RAW DATA =
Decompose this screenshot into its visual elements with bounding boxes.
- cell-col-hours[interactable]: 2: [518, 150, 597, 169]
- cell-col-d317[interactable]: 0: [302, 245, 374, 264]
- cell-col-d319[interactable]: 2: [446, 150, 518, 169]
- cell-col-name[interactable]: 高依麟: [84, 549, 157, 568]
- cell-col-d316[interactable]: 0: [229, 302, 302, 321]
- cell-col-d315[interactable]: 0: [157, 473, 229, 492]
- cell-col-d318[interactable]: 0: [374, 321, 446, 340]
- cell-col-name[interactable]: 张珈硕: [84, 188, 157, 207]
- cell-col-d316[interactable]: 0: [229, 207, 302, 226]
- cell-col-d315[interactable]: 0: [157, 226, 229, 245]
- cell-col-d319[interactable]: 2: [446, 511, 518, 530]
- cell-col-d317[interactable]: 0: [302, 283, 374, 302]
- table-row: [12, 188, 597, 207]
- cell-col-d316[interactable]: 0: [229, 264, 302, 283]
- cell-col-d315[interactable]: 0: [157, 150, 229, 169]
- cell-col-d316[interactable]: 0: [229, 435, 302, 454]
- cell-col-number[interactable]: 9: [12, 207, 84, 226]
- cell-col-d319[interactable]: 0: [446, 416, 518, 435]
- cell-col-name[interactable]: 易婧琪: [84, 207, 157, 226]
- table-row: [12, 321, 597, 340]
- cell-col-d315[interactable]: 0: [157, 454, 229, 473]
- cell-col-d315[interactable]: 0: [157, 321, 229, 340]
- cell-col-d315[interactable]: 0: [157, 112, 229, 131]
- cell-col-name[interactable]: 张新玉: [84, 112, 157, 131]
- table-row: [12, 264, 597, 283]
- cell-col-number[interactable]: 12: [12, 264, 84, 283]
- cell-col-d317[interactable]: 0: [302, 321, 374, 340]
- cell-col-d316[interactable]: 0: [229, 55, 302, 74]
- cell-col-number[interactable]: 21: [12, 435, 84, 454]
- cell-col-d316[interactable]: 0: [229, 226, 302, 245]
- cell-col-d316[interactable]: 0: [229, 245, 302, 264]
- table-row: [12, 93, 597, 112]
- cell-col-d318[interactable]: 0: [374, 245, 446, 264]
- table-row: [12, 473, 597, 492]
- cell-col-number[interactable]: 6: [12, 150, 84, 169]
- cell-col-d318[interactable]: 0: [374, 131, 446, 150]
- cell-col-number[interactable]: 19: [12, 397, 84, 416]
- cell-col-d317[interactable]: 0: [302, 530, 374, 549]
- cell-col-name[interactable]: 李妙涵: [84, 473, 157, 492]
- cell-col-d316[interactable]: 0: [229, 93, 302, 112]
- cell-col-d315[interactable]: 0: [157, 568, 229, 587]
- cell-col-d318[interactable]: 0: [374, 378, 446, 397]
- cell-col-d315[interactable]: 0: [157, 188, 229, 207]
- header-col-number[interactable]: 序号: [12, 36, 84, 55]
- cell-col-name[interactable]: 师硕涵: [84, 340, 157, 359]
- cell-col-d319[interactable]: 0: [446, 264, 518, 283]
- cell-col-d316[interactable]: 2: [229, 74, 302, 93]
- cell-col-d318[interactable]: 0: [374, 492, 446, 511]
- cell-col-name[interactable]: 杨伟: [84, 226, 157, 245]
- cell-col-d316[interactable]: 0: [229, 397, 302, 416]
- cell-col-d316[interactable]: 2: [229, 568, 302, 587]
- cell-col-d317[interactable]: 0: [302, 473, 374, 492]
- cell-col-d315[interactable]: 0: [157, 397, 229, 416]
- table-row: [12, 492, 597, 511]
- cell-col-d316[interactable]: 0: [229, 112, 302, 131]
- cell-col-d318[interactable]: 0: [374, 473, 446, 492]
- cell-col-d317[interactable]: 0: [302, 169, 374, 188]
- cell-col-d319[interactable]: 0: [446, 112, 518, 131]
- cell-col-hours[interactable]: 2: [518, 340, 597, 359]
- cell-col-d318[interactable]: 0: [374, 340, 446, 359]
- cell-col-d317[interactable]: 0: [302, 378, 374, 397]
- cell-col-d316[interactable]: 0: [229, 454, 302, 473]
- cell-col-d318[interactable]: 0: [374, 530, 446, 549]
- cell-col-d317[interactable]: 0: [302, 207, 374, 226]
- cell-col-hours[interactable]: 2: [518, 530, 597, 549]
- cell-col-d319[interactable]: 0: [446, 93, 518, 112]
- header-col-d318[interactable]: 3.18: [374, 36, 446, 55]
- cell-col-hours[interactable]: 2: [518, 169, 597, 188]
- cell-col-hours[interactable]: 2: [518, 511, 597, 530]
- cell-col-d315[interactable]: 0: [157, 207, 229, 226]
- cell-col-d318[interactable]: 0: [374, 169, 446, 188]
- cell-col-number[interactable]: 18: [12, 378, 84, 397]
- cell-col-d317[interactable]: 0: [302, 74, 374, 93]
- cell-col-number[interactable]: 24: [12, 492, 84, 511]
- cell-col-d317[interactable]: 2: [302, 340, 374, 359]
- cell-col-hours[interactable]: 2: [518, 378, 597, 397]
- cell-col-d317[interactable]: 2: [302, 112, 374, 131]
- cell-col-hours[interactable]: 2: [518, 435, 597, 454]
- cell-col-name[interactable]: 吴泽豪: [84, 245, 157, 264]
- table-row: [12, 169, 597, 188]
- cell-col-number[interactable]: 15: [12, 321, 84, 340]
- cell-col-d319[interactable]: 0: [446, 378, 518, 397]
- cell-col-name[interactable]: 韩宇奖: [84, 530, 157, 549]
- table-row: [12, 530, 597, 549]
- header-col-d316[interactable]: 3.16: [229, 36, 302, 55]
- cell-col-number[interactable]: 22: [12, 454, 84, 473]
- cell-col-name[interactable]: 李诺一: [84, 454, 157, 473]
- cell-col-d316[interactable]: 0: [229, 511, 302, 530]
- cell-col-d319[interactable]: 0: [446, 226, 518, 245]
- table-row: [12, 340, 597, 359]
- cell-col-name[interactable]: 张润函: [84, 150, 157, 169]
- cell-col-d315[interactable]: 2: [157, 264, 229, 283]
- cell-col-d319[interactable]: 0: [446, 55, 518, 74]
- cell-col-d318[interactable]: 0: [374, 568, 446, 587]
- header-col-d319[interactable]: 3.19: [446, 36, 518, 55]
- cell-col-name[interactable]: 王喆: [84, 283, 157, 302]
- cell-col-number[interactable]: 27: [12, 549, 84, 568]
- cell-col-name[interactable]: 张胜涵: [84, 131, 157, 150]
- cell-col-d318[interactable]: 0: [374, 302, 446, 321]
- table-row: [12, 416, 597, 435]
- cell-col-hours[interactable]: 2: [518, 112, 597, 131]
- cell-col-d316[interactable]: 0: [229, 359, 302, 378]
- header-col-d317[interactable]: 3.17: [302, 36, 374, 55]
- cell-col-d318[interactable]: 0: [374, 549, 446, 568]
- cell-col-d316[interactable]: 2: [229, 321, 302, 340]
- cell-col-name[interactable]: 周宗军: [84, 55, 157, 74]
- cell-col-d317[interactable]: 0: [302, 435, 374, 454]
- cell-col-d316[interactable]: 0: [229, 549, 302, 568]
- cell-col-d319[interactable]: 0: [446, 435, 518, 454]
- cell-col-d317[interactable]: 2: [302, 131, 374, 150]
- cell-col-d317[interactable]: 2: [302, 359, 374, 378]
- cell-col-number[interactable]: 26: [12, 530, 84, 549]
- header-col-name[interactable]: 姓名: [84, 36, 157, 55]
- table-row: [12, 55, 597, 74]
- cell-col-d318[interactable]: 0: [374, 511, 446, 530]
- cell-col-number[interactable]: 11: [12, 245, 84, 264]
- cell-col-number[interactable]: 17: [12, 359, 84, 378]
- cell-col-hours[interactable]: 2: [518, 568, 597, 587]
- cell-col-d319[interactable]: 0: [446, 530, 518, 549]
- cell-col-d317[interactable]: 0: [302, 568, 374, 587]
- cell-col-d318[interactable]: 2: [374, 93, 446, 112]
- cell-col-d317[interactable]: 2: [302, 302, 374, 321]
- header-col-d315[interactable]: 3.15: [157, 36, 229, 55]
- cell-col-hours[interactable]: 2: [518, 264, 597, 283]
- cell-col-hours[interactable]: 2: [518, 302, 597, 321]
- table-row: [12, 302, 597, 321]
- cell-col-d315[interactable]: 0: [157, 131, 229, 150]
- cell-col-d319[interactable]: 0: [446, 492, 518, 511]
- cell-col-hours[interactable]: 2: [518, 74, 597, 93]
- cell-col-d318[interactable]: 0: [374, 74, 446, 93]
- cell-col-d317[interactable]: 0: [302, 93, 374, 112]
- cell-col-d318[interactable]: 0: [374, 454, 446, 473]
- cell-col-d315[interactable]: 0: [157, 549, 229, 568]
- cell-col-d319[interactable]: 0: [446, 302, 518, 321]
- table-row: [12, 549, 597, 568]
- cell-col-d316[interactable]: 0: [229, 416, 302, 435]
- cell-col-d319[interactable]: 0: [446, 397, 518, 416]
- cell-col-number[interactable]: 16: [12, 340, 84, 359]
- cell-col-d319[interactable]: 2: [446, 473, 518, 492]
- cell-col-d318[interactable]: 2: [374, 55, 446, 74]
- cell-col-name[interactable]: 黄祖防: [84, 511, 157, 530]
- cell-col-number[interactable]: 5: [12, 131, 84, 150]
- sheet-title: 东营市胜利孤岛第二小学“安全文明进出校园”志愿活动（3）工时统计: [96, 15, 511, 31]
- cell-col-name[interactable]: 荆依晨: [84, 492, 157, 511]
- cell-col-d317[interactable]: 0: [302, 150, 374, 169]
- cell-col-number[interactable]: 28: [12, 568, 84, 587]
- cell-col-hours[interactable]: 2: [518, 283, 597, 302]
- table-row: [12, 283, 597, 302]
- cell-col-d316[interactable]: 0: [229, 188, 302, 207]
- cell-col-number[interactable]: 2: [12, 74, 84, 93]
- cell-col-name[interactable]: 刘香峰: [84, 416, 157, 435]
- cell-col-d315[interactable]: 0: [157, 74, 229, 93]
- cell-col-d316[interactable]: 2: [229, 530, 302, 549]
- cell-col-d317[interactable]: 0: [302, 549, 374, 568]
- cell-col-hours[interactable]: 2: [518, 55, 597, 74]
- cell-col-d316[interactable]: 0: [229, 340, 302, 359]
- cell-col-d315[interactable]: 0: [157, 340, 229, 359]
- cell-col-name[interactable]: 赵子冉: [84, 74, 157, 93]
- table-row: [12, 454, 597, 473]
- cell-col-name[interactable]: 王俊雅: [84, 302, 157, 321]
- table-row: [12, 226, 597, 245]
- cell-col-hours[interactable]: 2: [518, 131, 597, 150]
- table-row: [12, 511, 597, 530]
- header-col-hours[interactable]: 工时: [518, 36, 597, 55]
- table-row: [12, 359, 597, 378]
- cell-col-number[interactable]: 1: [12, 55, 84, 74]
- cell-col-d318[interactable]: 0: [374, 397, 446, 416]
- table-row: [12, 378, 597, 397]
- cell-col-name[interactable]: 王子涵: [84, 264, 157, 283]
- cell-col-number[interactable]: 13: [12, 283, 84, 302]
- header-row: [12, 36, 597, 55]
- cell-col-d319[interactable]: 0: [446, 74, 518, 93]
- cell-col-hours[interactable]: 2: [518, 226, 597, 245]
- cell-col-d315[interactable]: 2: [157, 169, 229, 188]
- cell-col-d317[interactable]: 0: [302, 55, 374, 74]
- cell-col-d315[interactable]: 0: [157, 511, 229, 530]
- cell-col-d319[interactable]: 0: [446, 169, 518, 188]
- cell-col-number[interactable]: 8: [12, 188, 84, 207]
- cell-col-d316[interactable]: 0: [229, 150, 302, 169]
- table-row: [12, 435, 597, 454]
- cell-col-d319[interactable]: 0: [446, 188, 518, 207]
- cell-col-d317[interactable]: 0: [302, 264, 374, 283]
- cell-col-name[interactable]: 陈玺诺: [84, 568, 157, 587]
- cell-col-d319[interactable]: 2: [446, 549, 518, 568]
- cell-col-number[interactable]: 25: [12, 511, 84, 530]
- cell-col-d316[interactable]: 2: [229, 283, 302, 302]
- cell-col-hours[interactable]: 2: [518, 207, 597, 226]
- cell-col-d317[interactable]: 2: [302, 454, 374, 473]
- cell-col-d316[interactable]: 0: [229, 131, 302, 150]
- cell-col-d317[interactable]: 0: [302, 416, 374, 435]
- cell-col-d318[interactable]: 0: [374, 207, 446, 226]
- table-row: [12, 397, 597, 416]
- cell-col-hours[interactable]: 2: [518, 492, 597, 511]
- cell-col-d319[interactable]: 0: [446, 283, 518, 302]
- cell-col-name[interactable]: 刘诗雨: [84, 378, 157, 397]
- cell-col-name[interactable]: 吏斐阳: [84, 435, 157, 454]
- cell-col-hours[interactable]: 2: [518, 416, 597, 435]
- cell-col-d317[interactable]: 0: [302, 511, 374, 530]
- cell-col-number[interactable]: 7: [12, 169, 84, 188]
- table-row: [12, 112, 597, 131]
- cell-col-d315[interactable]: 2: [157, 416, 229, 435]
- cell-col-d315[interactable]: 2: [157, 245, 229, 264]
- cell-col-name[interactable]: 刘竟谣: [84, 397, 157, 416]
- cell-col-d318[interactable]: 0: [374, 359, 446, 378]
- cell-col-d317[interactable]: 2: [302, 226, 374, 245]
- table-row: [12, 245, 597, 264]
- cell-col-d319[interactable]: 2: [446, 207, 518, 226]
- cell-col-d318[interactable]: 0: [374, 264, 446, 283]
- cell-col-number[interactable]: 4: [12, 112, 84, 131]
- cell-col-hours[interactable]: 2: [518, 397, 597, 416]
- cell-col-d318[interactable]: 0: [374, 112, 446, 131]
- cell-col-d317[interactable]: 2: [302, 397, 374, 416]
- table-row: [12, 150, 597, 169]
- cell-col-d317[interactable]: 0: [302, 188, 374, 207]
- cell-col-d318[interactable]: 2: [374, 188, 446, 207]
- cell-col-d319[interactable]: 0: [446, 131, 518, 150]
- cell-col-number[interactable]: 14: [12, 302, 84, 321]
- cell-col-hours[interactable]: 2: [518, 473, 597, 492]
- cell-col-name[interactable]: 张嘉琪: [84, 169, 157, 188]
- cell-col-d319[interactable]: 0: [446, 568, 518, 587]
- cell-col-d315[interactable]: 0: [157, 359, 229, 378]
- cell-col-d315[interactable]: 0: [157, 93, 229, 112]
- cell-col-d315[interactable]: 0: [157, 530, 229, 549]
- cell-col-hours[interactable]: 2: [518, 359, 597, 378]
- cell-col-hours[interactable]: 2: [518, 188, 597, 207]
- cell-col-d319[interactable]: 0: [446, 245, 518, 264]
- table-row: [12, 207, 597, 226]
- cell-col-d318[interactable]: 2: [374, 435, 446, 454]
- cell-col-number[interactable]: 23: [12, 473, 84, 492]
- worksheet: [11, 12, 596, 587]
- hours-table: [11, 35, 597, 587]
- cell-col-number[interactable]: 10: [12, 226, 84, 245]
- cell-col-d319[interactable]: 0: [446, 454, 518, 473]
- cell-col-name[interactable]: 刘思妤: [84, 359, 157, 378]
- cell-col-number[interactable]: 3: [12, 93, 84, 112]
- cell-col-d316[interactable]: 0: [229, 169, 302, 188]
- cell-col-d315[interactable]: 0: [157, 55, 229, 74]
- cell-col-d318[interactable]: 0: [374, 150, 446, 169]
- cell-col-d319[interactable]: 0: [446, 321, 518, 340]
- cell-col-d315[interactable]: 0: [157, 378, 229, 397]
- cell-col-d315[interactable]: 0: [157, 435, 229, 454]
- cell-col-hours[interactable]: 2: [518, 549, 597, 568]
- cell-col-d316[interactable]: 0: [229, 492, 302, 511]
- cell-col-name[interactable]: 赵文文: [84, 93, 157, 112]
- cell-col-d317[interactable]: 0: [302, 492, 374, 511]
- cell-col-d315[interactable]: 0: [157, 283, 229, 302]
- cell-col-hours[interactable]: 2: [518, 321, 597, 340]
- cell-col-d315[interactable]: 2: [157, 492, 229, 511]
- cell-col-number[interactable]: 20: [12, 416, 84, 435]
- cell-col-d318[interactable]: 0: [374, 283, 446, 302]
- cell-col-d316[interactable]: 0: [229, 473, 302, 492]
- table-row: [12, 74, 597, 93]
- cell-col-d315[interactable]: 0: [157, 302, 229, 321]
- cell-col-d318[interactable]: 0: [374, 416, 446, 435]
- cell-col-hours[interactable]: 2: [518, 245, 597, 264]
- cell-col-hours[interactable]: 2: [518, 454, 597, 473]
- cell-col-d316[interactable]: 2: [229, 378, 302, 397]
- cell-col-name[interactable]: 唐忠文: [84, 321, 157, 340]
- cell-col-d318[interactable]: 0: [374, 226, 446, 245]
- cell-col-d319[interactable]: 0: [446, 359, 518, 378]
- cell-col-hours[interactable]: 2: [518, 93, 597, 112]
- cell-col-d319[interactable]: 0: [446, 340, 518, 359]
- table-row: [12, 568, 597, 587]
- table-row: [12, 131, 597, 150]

THE TASK = Please copy out the rows word for word, beginning at the very start and going on through the line that contains "- cell-col-d319[interactable]: 2: [446, 150, 518, 169]", including that line.

TASK OUTPUT =
Decompose this screenshot into its visual elements with bounding boxes.
- cell-col-hours[interactable]: 2: [518, 150, 597, 169]
- cell-col-d317[interactable]: 0: [302, 245, 374, 264]
- cell-col-d319[interactable]: 2: [446, 150, 518, 169]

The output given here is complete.